→ **SET TASKS**
(a) From the post about the open studio and new art, extract the stretch from "Hi everyone, I’ll" through "across the sea.".
(b) Answer these questions using the post about the open studio and new art.
(i) What was the art challenge in which the writer took part called?
(ii) How many prompts did that challenge have?
(iii) What kind of studio among the other artists at the event does the post single out?
(c) Carry on the post about the open studio and new art from its last sentence.

→ **PASSAGE SHOWN**

New Art and Appearances

Poster for Gorse Mill Holiday Open Studios, Dec. 2-3, 11-5, 31 Thorpe Road, Needham, MA.

Hi everyone, I’ll be participating in an Open Studio the first weekend in December, showing and selling my artwork. If you’re local, stop by and say hello!

It will be at Gorse Mill Studios, 41 Thorpe Road, Needham, MA, from 11-5 on Saturday and Sunday Dec. 2 & 3. There will be several other artists there, including a great pottery studio with lots of ceramics for sale. This will be my only public event for December.

Ink and watercolor drawing of a girl standing on a hill looking out towards and island across the sea.

In other news, I’ve been posting new art on Instagram lately. I participated in an art challenge called Folktale Week, and created a new story to go along with the seven prompts. It was a great challenge to work fast (I didn’t have time to start in advance) and develop my ink and watercolor style. I kept the palette simple to evoke a particular mood. I’ll post the story on this website soon, but for now you can see my art over on Instagram.

[Stored data]
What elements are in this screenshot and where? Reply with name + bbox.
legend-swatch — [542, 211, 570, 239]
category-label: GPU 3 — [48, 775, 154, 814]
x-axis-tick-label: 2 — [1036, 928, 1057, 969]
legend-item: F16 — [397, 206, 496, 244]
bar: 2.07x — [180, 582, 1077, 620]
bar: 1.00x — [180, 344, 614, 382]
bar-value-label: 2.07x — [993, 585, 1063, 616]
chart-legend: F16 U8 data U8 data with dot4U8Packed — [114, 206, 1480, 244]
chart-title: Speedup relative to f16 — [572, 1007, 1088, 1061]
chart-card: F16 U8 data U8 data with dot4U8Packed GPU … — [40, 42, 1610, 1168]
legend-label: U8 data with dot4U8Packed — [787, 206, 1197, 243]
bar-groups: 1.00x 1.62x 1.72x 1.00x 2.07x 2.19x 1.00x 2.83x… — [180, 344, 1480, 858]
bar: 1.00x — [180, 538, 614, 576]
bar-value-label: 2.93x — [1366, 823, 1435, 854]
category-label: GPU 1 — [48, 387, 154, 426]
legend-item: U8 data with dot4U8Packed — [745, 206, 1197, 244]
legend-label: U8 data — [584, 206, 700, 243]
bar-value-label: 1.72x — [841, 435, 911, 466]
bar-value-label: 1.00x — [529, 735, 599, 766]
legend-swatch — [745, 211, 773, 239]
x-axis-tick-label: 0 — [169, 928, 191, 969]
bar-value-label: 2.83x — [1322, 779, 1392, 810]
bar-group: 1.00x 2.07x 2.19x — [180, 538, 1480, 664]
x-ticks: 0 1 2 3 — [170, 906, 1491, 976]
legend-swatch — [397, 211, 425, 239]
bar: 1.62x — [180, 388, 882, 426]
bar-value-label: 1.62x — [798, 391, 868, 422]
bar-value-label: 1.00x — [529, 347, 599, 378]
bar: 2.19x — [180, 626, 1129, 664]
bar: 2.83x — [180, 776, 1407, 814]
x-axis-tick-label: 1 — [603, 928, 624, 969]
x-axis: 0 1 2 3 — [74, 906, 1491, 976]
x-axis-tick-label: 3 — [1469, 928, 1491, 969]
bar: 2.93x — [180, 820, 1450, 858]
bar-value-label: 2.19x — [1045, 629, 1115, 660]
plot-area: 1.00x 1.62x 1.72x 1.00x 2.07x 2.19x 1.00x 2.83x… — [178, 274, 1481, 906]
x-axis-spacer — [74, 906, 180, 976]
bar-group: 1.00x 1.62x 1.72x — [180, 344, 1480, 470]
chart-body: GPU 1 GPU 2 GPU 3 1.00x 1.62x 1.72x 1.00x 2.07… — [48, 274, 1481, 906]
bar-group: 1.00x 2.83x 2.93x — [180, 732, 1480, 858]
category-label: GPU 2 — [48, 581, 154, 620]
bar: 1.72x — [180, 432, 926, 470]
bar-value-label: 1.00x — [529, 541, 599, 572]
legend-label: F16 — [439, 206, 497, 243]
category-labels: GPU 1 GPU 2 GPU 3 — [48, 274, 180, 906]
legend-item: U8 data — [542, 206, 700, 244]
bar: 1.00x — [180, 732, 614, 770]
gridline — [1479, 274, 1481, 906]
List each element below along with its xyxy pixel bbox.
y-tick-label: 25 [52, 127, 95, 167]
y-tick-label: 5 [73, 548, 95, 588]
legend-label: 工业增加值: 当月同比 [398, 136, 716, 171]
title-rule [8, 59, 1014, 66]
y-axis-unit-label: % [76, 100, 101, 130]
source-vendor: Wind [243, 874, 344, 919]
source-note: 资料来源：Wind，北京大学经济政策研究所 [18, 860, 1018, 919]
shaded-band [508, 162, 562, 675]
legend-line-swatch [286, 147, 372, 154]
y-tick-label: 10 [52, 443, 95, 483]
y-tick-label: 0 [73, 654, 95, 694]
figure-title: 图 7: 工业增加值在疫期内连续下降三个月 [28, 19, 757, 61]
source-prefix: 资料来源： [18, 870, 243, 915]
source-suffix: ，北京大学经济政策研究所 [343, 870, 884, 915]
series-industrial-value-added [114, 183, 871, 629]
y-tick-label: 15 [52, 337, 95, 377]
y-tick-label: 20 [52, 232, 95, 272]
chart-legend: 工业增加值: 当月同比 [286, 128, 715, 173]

→ **SOLVED TASKS**
(a)
Hi everyone, I’ll be participating in an Open Studio the first weekend in December, showing and selling my artwork. If you’re local, stop by and say hello!

It will be at Gorse Mill Studios, 41 Thorpe Road, Needham, MA, from 11-5 on Saturday and Sunday Dec. 2 & 3. There will be several other artists there, including a great pottery studio with lots of ceramics for sale. This will be my only public event for December.

Ink and watercolor drawing of a girl standing on a hill looking out towards and island across the sea.

(b)
(i) Folktale Week
(ii) Seven
(iii) A pottery studio with lots of ceramics for sale

(c)
Photo of John Lechner performing a puppet show outdoors with colorful insect puppets

Finally, I’m gearing up to relaunch my insect puppet show next year! This is a puppet show designed to entertain young children while teaching them about insects and their environment. If you are connected with a school, museum, or nature center, I would love to come inspire audiences with my new puppet show, which was performed several times this past summer to enthusiastic audiences. Send me a note for details!

Hope you all survived a tumultuous 2023, here’s hoping for a brighter 2024!

Outdoor Exhibit and Puppet Show in June!

Come see me this month at Gorse Mill Studios in Needham, Massachusetts!

I’m having an outdoor art exhibit at Gorse Mill Studios throughout the month of June, with a free puppet show — now rescheduled to Saturday June 24th at 3:00 PM. The exhibit entitled “Insects in the Garden” features giant cartoon insects around the lawn and garden at Gorse Mill Studios, 31 Thorpe Road, Needham, MA.

The insects in the exhibit, cut from plywood and painted with bright colors, are labeled with fun facts about each one. I’m hoping this exhibit will help people appreciate insects in a whole new way. Insects are usually overlooked because they’re so small, that’s why I wanted to make them really big and approachable. They’re really amazing creatures, and so important to our environment. They’re the unsung heroes of the natural world.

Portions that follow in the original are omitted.